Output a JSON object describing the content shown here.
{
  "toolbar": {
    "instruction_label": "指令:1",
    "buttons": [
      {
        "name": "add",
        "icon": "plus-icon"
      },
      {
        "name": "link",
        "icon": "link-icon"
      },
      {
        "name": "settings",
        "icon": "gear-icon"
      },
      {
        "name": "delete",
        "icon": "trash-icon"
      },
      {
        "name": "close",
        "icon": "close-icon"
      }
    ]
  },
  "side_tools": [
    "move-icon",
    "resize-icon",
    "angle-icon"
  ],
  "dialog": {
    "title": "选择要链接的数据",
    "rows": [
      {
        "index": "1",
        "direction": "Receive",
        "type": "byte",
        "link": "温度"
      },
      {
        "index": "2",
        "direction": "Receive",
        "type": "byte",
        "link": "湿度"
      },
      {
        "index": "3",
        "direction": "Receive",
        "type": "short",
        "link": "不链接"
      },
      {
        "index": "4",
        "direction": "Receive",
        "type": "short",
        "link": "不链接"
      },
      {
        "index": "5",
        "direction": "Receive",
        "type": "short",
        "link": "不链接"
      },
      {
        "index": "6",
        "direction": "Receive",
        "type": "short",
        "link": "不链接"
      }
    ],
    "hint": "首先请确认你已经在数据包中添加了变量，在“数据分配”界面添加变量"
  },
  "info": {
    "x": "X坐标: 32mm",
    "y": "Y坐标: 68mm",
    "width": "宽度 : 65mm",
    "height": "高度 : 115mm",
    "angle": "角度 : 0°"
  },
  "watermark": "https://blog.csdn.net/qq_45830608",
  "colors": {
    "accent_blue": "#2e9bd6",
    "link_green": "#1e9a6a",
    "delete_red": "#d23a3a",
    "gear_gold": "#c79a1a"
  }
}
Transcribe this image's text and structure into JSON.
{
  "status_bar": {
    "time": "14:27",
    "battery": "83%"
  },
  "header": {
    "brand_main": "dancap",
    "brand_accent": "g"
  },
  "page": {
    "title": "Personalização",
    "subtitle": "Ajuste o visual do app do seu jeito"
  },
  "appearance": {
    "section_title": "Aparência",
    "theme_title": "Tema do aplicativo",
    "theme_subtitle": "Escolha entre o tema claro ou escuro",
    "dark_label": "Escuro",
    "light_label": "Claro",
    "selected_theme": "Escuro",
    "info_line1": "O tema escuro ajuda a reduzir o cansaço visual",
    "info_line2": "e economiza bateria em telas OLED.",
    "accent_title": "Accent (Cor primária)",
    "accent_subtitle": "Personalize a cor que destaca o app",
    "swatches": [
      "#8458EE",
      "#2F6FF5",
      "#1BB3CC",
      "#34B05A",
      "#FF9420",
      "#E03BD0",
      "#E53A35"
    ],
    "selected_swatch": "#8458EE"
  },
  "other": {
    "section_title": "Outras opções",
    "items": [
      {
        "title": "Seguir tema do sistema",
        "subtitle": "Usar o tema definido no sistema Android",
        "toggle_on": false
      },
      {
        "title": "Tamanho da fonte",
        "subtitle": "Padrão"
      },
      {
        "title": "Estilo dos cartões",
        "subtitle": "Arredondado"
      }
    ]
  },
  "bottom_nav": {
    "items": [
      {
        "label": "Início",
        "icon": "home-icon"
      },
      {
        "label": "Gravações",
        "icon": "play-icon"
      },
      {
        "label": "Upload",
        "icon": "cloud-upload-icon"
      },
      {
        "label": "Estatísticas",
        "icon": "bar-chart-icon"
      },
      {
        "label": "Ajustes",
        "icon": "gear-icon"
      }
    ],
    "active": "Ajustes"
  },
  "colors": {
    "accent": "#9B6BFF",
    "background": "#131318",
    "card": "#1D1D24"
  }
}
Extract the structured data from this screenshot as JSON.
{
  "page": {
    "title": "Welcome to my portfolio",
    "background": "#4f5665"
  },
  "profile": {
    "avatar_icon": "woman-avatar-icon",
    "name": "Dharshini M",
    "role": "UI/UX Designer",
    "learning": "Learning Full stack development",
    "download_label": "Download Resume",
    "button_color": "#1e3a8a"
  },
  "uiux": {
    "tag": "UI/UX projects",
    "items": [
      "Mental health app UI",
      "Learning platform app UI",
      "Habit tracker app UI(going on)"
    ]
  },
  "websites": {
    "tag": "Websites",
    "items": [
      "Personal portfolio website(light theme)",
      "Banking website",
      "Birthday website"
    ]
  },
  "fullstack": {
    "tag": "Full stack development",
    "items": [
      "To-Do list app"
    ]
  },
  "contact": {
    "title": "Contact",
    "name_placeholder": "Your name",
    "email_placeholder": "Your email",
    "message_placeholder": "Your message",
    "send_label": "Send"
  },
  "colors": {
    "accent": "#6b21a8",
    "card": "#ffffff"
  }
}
++++
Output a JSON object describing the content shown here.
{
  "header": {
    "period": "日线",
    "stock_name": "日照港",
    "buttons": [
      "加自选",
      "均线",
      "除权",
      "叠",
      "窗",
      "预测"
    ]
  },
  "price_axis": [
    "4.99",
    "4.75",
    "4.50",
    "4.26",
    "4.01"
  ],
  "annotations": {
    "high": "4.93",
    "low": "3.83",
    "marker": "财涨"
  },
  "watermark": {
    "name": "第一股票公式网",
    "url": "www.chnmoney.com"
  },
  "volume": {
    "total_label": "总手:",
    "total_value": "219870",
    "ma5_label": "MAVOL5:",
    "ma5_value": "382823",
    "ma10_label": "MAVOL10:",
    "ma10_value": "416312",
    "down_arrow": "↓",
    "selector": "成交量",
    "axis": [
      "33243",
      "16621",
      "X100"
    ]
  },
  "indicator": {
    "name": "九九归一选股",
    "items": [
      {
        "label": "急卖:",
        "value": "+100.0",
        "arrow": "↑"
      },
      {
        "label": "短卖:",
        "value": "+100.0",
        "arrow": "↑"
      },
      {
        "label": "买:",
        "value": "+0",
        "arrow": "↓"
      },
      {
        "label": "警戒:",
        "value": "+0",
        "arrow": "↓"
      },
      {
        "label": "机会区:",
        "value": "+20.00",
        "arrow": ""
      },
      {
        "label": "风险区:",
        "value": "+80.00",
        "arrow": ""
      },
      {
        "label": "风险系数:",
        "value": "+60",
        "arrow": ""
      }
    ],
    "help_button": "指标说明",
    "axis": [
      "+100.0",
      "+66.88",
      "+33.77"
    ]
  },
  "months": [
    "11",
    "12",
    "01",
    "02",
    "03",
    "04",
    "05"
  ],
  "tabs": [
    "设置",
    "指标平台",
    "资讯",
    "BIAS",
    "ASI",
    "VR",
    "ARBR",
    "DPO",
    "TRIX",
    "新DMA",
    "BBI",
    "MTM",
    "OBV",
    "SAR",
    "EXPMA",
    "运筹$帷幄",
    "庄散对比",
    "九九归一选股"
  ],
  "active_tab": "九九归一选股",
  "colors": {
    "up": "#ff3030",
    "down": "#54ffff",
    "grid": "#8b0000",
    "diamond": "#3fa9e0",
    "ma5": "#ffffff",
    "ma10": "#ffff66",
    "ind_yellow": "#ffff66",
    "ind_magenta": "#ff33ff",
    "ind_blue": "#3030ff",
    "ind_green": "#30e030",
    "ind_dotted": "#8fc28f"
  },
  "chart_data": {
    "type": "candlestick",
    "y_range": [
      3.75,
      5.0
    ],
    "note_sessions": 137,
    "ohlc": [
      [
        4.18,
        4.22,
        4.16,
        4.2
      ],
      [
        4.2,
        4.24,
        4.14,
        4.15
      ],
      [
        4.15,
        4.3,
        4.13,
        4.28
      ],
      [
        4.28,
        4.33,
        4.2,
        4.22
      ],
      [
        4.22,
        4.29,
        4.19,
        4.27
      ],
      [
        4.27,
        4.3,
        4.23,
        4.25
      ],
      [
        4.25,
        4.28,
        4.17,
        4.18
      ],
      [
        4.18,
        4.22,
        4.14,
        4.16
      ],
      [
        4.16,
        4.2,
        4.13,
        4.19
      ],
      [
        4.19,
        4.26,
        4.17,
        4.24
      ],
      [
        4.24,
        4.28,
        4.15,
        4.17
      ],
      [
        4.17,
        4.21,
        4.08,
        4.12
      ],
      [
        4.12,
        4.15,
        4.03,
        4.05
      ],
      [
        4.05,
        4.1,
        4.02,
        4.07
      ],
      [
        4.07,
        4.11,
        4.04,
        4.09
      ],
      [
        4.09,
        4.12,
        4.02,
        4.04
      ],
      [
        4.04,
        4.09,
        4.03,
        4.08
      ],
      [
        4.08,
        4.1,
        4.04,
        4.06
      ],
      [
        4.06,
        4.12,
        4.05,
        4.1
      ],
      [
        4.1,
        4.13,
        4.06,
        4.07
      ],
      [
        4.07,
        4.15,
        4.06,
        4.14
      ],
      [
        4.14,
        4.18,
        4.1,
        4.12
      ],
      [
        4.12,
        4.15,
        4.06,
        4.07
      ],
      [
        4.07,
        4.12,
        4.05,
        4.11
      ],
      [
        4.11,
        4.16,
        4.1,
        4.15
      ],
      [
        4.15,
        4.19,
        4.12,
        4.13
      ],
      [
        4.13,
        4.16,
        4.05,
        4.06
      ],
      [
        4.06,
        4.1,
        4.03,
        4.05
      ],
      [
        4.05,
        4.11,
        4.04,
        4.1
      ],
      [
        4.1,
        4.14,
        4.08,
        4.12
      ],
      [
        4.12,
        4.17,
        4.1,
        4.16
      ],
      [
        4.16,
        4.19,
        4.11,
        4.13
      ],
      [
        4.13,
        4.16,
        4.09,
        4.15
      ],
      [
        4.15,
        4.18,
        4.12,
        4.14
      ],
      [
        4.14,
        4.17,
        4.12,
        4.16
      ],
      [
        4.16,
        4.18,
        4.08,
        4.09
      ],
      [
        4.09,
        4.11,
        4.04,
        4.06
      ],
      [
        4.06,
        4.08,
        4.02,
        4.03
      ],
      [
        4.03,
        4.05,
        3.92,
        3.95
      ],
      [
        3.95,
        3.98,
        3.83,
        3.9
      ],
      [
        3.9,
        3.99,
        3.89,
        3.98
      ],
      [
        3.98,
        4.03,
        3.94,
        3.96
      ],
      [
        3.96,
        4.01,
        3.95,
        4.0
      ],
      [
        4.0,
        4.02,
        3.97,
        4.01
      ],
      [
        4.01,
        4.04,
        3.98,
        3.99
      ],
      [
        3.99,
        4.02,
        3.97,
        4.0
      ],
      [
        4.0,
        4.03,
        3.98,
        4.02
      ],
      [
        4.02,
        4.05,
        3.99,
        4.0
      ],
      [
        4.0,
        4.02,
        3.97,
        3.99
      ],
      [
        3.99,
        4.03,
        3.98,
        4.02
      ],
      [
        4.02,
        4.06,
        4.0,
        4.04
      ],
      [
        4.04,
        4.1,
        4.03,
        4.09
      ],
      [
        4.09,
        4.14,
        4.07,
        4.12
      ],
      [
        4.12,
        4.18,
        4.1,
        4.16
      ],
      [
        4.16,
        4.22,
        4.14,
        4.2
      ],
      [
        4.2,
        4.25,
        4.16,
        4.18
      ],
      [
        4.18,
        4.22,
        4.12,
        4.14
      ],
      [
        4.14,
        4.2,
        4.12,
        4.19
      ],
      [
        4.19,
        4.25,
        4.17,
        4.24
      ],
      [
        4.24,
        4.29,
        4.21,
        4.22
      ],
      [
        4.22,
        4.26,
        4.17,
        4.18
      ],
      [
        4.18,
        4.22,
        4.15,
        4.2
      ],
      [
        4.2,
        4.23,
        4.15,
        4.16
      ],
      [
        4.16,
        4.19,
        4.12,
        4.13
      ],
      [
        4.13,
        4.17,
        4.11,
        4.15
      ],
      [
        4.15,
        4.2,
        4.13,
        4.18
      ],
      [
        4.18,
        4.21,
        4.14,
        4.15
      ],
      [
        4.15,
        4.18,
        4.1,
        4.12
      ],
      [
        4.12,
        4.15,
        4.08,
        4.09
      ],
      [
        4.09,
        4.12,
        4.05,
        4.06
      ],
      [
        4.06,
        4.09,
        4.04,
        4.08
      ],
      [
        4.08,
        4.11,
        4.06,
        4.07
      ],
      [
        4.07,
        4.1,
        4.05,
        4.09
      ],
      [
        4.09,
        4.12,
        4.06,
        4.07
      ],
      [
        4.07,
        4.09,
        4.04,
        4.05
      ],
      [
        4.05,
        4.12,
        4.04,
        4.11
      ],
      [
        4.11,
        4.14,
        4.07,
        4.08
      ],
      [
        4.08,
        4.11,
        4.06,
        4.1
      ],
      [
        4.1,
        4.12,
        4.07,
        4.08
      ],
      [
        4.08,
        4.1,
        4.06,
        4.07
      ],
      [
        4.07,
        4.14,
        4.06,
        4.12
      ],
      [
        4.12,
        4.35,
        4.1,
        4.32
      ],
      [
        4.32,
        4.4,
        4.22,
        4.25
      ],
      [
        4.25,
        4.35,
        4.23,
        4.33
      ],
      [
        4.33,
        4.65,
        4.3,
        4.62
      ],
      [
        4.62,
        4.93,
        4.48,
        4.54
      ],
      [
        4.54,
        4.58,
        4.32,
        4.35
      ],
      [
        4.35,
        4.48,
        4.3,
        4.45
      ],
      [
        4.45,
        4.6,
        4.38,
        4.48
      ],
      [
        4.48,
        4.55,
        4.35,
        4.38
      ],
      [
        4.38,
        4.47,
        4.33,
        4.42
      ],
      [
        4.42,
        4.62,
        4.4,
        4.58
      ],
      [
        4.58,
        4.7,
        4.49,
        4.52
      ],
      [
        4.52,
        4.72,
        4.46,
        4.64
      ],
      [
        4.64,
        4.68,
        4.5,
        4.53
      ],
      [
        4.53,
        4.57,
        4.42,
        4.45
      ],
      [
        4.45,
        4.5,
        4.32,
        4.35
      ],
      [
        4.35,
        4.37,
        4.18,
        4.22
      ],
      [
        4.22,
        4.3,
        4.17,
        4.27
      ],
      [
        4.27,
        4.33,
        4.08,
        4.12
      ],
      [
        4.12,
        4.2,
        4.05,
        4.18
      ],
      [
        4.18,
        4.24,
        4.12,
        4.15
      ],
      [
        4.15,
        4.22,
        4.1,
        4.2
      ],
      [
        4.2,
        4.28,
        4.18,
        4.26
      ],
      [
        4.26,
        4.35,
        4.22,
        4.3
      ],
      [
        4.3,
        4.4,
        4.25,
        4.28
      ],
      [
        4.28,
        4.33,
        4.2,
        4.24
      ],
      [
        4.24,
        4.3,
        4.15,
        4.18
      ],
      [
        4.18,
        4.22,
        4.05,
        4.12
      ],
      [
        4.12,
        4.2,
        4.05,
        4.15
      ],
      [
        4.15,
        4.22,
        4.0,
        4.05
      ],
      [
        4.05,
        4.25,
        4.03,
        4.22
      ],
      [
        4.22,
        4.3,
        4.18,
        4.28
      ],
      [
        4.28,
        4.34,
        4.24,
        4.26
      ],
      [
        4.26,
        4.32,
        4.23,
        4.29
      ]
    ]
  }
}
++++
WRITTEN EXERCISE ->
Gather all lines with the string "development" from the data.

EXERCISE OUTPUT ->
    "learning": "Learning Full stack development",
    "tag": "Full stack development",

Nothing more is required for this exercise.